Entries taken from a collection:
↓
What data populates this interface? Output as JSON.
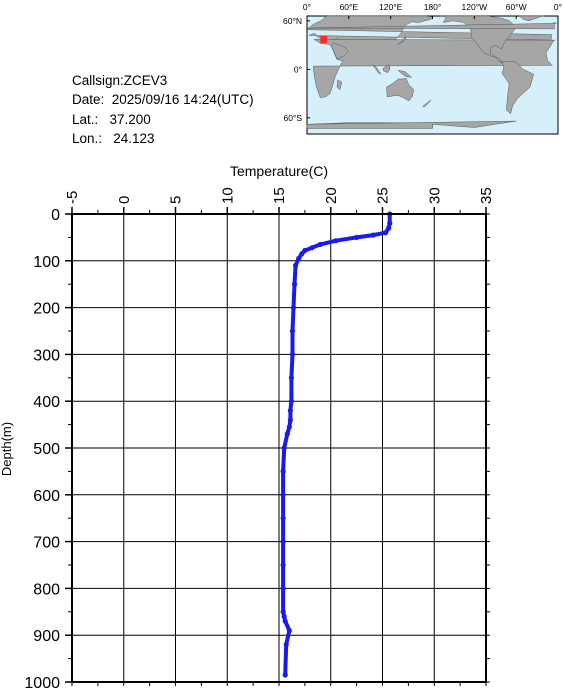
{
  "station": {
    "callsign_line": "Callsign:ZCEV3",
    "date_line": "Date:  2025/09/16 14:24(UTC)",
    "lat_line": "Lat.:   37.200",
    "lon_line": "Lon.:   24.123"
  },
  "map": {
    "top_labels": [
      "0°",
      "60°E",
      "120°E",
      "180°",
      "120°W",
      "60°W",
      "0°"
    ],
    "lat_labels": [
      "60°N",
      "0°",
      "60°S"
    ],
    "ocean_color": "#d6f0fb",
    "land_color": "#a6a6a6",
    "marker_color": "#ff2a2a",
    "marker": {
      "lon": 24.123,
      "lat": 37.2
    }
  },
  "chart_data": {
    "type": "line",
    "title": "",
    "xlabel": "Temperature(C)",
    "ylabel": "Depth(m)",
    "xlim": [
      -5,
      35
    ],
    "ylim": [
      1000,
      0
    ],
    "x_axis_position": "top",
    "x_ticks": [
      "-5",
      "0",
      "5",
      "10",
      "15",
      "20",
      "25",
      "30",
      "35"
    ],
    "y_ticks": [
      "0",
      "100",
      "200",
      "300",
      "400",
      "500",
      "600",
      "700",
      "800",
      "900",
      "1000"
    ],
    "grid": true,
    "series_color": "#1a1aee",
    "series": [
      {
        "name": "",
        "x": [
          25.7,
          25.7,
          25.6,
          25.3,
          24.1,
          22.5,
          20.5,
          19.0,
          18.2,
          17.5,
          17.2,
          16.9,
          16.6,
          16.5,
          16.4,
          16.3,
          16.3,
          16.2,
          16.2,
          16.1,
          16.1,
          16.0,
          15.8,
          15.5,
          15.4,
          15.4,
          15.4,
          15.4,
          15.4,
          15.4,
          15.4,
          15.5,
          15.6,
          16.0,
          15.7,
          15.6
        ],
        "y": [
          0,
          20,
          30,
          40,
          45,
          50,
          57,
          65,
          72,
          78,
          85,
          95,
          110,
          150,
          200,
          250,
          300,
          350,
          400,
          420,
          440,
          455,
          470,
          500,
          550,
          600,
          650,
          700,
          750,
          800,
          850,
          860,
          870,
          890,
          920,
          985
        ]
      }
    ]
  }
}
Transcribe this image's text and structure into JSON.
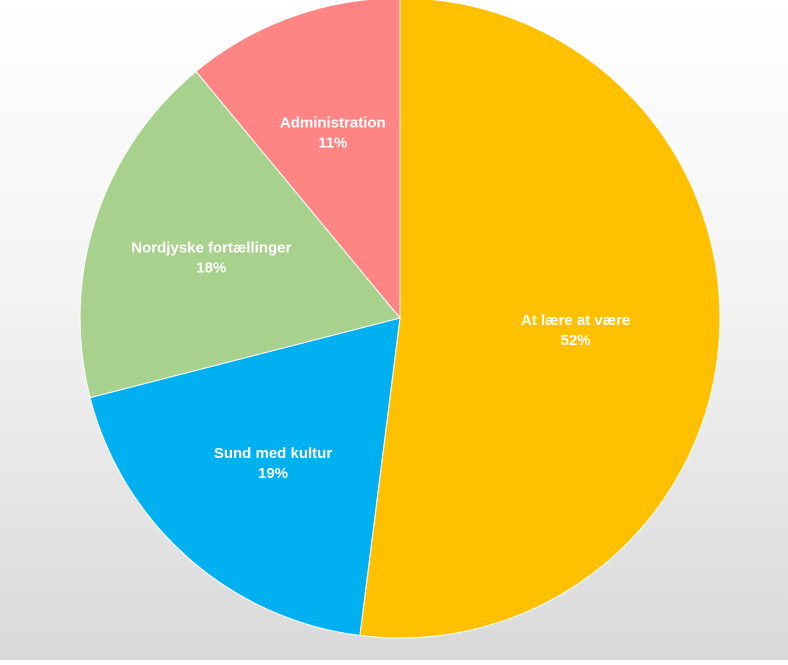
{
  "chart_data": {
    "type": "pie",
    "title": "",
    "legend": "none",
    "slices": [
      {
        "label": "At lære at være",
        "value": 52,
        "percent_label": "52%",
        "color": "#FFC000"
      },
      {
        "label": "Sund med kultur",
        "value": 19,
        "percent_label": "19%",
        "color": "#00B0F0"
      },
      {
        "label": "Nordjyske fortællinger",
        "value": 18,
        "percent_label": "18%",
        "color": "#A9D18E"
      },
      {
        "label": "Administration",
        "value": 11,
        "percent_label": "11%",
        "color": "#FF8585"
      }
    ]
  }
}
↑
→ EXERCISE TASK
The pictures should not be reproduced; quote all of the other material exactly.

→ EXERCISE RESULT
What data populates this interface? Output as JSON.
{
  "station": {
    "callsign_line": "Callsign:ZCEV3",
    "date_line": "Date:  2025/09/16 14:24(UTC)",
    "lat_line": "Lat.:   37.200",
    "lon_line": "Lon.:   24.123"
  },
  "map": {
    "top_labels": [
      "0°",
      "60°E",
      "120°E",
      "180°",
      "120°W",
      "60°W",
      "0°"
    ],
    "lat_labels": [
      "60°N",
      "0°",
      "60°S"
    ],
    "ocean_color": "#d6f0fb",
    "land_color": "#a6a6a6",
    "marker_color": "#ff2a2a",
    "marker": {
      "lon": 24.123,
      "lat": 37.2
    }
  },
  "chart_data": {
    "type": "line",
    "title": "",
    "xlabel": "Temperature(C)",
    "ylabel": "Depth(m)",
    "xlim": [
      -5,
      35
    ],
    "ylim": [
      1000,
      0
    ],
    "x_axis_position": "top",
    "x_ticks": [
      "-5",
      "0",
      "5",
      "10",
      "15",
      "20",
      "25",
      "30",
      "35"
    ],
    "y_ticks": [
      "0",
      "100",
      "200",
      "300",
      "400",
      "500",
      "600",
      "700",
      "800",
      "900",
      "1000"
    ],
    "grid": true,
    "series_color": "#1a1aee",
    "series": [
      {
        "name": "",
        "x": [
          25.7,
          25.7,
          25.6,
          25.3,
          24.1,
          22.5,
          20.5,
          19.0,
          18.2,
          17.5,
          17.2,
          16.9,
          16.6,
          16.5,
          16.4,
          16.3,
          16.3,
          16.2,
          16.2,
          16.1,
          16.1,
          16.0,
          15.8,
          15.5,
          15.4,
          15.4,
          15.4,
          15.4,
          15.4,
          15.4,
          15.4,
          15.5,
          15.6,
          16.0,
          15.7,
          15.6
        ],
        "y": [
          0,
          20,
          30,
          40,
          45,
          50,
          57,
          65,
          72,
          78,
          85,
          95,
          110,
          150,
          200,
          250,
          300,
          350,
          400,
          420,
          440,
          455,
          470,
          500,
          550,
          600,
          650,
          700,
          750,
          800,
          850,
          860,
          870,
          890,
          920,
          985
        ]
      }
    ]
  }
}
Transcribe this image's text and structure into JSON.
{
  "chart_data": {
    "type": "pie",
    "title": "",
    "legend": "none",
    "slices": [
      {
        "label": "At lære at være",
        "value": 52,
        "percent_label": "52%",
        "color": "#FFC000"
      },
      {
        "label": "Sund med kultur",
        "value": 19,
        "percent_label": "19%",
        "color": "#00B0F0"
      },
      {
        "label": "Nordjyske fortællinger",
        "value": 18,
        "percent_label": "18%",
        "color": "#A9D18E"
      },
      {
        "label": "Administration",
        "value": 11,
        "percent_label": "11%",
        "color": "#FF8585"
      }
    ]
  }
}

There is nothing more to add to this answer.